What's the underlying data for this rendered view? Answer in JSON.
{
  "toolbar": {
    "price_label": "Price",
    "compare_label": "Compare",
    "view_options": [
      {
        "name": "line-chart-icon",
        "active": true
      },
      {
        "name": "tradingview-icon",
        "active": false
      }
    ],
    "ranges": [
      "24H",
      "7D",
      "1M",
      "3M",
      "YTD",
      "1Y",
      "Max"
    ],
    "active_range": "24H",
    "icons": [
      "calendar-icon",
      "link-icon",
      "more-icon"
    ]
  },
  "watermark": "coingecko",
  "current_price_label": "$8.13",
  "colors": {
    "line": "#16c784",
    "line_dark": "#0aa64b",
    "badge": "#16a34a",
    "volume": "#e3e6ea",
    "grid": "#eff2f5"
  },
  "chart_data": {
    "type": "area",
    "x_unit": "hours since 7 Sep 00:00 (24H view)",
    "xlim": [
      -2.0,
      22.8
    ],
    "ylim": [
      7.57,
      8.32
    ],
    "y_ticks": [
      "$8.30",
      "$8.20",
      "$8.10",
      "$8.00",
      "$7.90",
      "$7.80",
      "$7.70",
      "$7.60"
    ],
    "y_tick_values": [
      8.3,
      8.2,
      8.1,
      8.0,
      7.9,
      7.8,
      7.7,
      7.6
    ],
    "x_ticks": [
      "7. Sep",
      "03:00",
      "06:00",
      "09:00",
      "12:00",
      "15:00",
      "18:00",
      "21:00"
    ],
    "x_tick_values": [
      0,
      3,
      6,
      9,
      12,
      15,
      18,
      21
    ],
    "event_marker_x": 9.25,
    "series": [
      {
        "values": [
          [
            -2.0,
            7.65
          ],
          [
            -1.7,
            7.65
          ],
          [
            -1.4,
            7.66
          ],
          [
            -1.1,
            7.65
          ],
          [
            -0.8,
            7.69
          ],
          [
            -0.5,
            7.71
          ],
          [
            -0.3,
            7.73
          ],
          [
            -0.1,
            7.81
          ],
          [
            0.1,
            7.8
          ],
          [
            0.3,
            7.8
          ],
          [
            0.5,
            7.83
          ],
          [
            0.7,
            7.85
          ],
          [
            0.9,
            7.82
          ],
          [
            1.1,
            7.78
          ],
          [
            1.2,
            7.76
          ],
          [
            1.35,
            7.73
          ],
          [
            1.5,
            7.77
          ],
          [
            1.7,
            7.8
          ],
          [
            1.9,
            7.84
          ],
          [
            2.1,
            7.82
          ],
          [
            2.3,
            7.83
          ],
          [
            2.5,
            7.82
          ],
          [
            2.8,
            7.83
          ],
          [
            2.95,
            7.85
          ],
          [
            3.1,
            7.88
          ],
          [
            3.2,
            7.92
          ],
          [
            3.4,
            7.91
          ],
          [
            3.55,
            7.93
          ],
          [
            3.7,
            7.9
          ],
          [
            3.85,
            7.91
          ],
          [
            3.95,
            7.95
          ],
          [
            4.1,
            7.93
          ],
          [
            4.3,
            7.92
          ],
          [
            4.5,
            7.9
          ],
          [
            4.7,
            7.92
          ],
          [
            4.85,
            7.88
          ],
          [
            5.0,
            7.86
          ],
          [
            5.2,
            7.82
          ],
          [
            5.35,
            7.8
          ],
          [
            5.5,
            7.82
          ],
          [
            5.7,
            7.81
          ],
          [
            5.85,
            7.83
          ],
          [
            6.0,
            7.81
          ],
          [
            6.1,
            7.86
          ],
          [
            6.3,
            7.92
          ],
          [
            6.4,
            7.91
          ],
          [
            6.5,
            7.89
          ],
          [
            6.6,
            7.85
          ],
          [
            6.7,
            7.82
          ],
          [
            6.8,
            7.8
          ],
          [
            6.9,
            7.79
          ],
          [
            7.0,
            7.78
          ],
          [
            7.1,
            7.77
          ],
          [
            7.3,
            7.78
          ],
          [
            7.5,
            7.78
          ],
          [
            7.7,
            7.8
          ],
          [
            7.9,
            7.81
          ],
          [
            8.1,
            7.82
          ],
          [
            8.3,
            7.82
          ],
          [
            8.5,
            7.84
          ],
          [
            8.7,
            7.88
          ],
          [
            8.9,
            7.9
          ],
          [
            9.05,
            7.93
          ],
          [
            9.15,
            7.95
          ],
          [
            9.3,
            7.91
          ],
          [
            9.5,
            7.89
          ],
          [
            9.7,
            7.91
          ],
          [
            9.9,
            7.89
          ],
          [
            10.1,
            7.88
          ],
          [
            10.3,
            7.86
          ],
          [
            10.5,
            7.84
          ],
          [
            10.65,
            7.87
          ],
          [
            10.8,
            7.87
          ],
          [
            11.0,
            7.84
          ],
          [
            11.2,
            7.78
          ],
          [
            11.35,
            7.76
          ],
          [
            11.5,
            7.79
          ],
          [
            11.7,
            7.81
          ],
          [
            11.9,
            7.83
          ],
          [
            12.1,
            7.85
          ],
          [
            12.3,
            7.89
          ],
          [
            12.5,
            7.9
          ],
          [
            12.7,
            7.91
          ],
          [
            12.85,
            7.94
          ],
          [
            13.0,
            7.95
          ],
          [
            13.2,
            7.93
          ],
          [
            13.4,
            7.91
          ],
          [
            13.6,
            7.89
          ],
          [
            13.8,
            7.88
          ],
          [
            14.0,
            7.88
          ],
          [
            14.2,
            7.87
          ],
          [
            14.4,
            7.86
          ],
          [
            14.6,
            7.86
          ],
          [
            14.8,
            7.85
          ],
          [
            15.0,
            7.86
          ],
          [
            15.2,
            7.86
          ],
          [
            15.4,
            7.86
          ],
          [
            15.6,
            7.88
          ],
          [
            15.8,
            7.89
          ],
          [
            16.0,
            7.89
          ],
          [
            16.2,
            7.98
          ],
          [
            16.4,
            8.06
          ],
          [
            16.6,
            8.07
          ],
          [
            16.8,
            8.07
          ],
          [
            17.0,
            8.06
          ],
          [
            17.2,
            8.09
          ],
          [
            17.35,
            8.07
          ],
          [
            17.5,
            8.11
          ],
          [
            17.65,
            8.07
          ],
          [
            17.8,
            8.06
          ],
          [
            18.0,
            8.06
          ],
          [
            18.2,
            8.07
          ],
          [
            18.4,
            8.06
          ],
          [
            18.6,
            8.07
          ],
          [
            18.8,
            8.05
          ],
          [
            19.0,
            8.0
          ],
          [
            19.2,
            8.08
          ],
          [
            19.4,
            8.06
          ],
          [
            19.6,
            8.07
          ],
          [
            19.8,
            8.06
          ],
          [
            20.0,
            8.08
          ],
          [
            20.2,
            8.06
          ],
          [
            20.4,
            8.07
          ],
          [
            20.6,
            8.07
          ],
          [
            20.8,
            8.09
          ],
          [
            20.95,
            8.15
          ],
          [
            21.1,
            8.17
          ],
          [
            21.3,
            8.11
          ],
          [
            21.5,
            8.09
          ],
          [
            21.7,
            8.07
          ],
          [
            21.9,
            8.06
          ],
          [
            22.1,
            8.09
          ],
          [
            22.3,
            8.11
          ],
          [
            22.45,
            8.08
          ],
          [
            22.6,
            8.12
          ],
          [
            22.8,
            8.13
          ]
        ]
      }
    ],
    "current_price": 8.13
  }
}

### What you should do
Your task is to retype all the records above with nothing left out.

### Result below
What's the underlying data for this rendered view? Answer in JSON.
{
  "toolbar": {
    "price_label": "Price",
    "compare_label": "Compare",
    "view_options": [
      {
        "name": "line-chart-icon",
        "active": true
      },
      {
        "name": "tradingview-icon",
        "active": false
      }
    ],
    "ranges": [
      "24H",
      "7D",
      "1M",
      "3M",
      "YTD",
      "1Y",
      "Max"
    ],
    "active_range": "24H",
    "icons": [
      "calendar-icon",
      "link-icon",
      "more-icon"
    ]
  },
  "watermark": "coingecko",
  "current_price_label": "$8.13",
  "colors": {
    "line": "#16c784",
    "line_dark": "#0aa64b",
    "badge": "#16a34a",
    "volume": "#e3e6ea",
    "grid": "#eff2f5"
  },
  "chart_data": {
    "type": "area",
    "x_unit": "hours since 7 Sep 00:00 (24H view)",
    "xlim": [
      -2.0,
      22.8
    ],
    "ylim": [
      7.57,
      8.32
    ],
    "y_ticks": [
      "$8.30",
      "$8.20",
      "$8.10",
      "$8.00",
      "$7.90",
      "$7.80",
      "$7.70",
      "$7.60"
    ],
    "y_tick_values": [
      8.3,
      8.2,
      8.1,
      8.0,
      7.9,
      7.8,
      7.7,
      7.6
    ],
    "x_ticks": [
      "7. Sep",
      "03:00",
      "06:00",
      "09:00",
      "12:00",
      "15:00",
      "18:00",
      "21:00"
    ],
    "x_tick_values": [
      0,
      3,
      6,
      9,
      12,
      15,
      18,
      21
    ],
    "event_marker_x": 9.25,
    "series": [
      {
        "values": [
          [
            -2.0,
            7.65
          ],
          [
            -1.7,
            7.65
          ],
          [
            -1.4,
            7.66
          ],
          [
            -1.1,
            7.65
          ],
          [
            -0.8,
            7.69
          ],
          [
            -0.5,
            7.71
          ],
          [
            -0.3,
            7.73
          ],
          [
            -0.1,
            7.81
          ],
          [
            0.1,
            7.8
          ],
          [
            0.3,
            7.8
          ],
          [
            0.5,
            7.83
          ],
          [
            0.7,
            7.85
          ],
          [
            0.9,
            7.82
          ],
          [
            1.1,
            7.78
          ],
          [
            1.2,
            7.76
          ],
          [
            1.35,
            7.73
          ],
          [
            1.5,
            7.77
          ],
          [
            1.7,
            7.8
          ],
          [
            1.9,
            7.84
          ],
          [
            2.1,
            7.82
          ],
          [
            2.3,
            7.83
          ],
          [
            2.5,
            7.82
          ],
          [
            2.8,
            7.83
          ],
          [
            2.95,
            7.85
          ],
          [
            3.1,
            7.88
          ],
          [
            3.2,
            7.92
          ],
          [
            3.4,
            7.91
          ],
          [
            3.55,
            7.93
          ],
          [
            3.7,
            7.9
          ],
          [
            3.85,
            7.91
          ],
          [
            3.95,
            7.95
          ],
          [
            4.1,
            7.93
          ],
          [
            4.3,
            7.92
          ],
          [
            4.5,
            7.9
          ],
          [
            4.7,
            7.92
          ],
          [
            4.85,
            7.88
          ],
          [
            5.0,
            7.86
          ],
          [
            5.2,
            7.82
          ],
          [
            5.35,
            7.8
          ],
          [
            5.5,
            7.82
          ],
          [
            5.7,
            7.81
          ],
          [
            5.85,
            7.83
          ],
          [
            6.0,
            7.81
          ],
          [
            6.1,
            7.86
          ],
          [
            6.3,
            7.92
          ],
          [
            6.4,
            7.91
          ],
          [
            6.5,
            7.89
          ],
          [
            6.6,
            7.85
          ],
          [
            6.7,
            7.82
          ],
          [
            6.8,
            7.8
          ],
          [
            6.9,
            7.79
          ],
          [
            7.0,
            7.78
          ],
          [
            7.1,
            7.77
          ],
          [
            7.3,
            7.78
          ],
          [
            7.5,
            7.78
          ],
          [
            7.7,
            7.8
          ],
          [
            7.9,
            7.81
          ],
          [
            8.1,
            7.82
          ],
          [
            8.3,
            7.82
          ],
          [
            8.5,
            7.84
          ],
          [
            8.7,
            7.88
          ],
          [
            8.9,
            7.9
          ],
          [
            9.05,
            7.93
          ],
          [
            9.15,
            7.95
          ],
          [
            9.3,
            7.91
          ],
          [
            9.5,
            7.89
          ],
          [
            9.7,
            7.91
          ],
          [
            9.9,
            7.89
          ],
          [
            10.1,
            7.88
          ],
          [
            10.3,
            7.86
          ],
          [
            10.5,
            7.84
          ],
          [
            10.65,
            7.87
          ],
          [
            10.8,
            7.87
          ],
          [
            11.0,
            7.84
          ],
          [
            11.2,
            7.78
          ],
          [
            11.35,
            7.76
          ],
          [
            11.5,
            7.79
          ],
          [
            11.7,
            7.81
          ],
          [
            11.9,
            7.83
          ],
          [
            12.1,
            7.85
          ],
          [
            12.3,
            7.89
          ],
          [
            12.5,
            7.9
          ],
          [
            12.7,
            7.91
          ],
          [
            12.85,
            7.94
          ],
          [
            13.0,
            7.95
          ],
          [
            13.2,
            7.93
          ],
          [
            13.4,
            7.91
          ],
          [
            13.6,
            7.89
          ],
          [
            13.8,
            7.88
          ],
          [
            14.0,
            7.88
          ],
          [
            14.2,
            7.87
          ],
          [
            14.4,
            7.86
          ],
          [
            14.6,
            7.86
          ],
          [
            14.8,
            7.85
          ],
          [
            15.0,
            7.86
          ],
          [
            15.2,
            7.86
          ],
          [
            15.4,
            7.86
          ],
          [
            15.6,
            7.88
          ],
          [
            15.8,
            7.89
          ],
          [
            16.0,
            7.89
          ],
          [
            16.2,
            7.98
          ],
          [
            16.4,
            8.06
          ],
          [
            16.6,
            8.07
          ],
          [
            16.8,
            8.07
          ],
          [
            17.0,
            8.06
          ],
          [
            17.2,
            8.09
          ],
          [
            17.35,
            8.07
          ],
          [
            17.5,
            8.11
          ],
          [
            17.65,
            8.07
          ],
          [
            17.8,
            8.06
          ],
          [
            18.0,
            8.06
          ],
          [
            18.2,
            8.07
          ],
          [
            18.4,
            8.06
          ],
          [
            18.6,
            8.07
          ],
          [
            18.8,
            8.05
          ],
          [
            19.0,
            8.0
          ],
          [
            19.2,
            8.08
          ],
          [
            19.4,
            8.06
          ],
          [
            19.6,
            8.07
          ],
          [
            19.8,
            8.06
          ],
          [
            20.0,
            8.08
          ],
          [
            20.2,
            8.06
          ],
          [
            20.4,
            8.07
          ],
          [
            20.6,
            8.07
          ],
          [
            20.8,
            8.09
          ],
          [
            20.95,
            8.15
          ],
          [
            21.1,
            8.17
          ],
          [
            21.3,
            8.11
          ],
          [
            21.5,
            8.09
          ],
          [
            21.7,
            8.07
          ],
          [
            21.9,
            8.06
          ],
          [
            22.1,
            8.09
          ],
          [
            22.3,
            8.11
          ],
          [
            22.45,
            8.08
          ],
          [
            22.6,
            8.12
          ],
          [
            22.8,
            8.13
          ]
        ]
      }
    ],
    "current_price": 8.13
  }
}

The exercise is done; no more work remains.